**TASK OBJECTIVE:** Read through the records below and copy each line that uses the word "Unabridged".

**DATA RECORDS:**
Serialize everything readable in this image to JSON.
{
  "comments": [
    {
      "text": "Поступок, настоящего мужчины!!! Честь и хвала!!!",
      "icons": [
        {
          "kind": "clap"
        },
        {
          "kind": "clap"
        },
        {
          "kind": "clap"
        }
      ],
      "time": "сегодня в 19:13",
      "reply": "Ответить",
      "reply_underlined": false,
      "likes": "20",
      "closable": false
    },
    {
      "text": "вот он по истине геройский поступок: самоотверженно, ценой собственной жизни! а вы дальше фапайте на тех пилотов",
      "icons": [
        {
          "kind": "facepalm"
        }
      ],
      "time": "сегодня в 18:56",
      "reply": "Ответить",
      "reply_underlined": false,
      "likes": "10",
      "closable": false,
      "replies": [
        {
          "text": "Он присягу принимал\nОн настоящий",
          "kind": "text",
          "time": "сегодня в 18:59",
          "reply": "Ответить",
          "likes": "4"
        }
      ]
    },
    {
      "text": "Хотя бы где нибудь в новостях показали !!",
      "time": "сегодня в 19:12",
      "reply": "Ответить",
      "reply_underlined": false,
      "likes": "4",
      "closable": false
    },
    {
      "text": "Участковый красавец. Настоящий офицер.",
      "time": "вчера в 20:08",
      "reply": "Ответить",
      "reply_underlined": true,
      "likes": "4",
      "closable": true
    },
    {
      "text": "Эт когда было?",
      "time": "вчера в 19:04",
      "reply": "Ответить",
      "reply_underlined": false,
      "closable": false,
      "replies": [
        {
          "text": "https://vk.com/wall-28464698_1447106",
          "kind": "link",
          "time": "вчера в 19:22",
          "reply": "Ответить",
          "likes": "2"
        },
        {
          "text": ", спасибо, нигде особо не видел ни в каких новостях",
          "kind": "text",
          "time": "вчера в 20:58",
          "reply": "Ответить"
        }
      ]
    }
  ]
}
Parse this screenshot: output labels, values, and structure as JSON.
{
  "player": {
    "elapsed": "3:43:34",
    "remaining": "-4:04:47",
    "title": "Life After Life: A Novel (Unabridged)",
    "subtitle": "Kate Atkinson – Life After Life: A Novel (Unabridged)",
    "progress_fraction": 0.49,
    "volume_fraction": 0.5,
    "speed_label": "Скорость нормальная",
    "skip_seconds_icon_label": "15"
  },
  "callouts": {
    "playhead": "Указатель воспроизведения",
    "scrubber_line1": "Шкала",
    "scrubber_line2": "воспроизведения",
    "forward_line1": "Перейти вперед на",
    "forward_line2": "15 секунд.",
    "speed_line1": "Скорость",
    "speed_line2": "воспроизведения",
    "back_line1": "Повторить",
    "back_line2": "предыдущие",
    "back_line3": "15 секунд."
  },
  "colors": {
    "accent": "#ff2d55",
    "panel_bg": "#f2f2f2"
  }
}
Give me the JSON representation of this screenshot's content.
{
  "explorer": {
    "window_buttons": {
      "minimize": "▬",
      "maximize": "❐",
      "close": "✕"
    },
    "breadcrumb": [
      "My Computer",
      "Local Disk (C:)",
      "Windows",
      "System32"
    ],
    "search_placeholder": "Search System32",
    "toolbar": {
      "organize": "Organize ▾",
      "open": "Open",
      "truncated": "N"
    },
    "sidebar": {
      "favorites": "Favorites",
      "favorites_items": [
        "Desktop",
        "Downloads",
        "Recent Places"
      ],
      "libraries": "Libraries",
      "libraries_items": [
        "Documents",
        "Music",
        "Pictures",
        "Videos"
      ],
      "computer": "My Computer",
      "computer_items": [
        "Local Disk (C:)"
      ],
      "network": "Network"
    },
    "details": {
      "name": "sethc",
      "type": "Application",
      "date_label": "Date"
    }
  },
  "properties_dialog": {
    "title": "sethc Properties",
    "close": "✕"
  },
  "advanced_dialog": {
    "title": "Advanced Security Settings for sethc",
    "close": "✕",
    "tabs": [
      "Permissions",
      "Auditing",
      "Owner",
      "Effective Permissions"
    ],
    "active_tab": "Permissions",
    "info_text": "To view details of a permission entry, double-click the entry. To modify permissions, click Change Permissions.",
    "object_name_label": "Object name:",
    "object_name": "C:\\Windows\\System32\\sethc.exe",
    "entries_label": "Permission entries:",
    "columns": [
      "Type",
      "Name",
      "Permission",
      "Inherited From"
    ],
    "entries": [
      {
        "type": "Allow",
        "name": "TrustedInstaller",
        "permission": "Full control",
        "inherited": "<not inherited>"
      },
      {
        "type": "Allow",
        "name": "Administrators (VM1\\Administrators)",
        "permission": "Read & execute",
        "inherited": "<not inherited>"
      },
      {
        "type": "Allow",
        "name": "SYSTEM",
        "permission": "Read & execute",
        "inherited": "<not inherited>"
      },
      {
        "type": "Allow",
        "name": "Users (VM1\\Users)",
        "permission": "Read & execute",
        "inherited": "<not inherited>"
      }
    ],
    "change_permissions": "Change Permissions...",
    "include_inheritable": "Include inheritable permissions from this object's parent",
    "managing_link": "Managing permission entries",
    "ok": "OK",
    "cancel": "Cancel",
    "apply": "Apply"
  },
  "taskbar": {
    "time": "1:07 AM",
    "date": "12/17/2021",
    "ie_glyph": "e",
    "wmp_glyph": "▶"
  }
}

**RESULT OF THE EXERCISE:**
    "title": "Life After Life: A Novel (Unabridged)",
    "subtitle": "Kate Atkinson – Life After Life: A Novel (Unabridged)",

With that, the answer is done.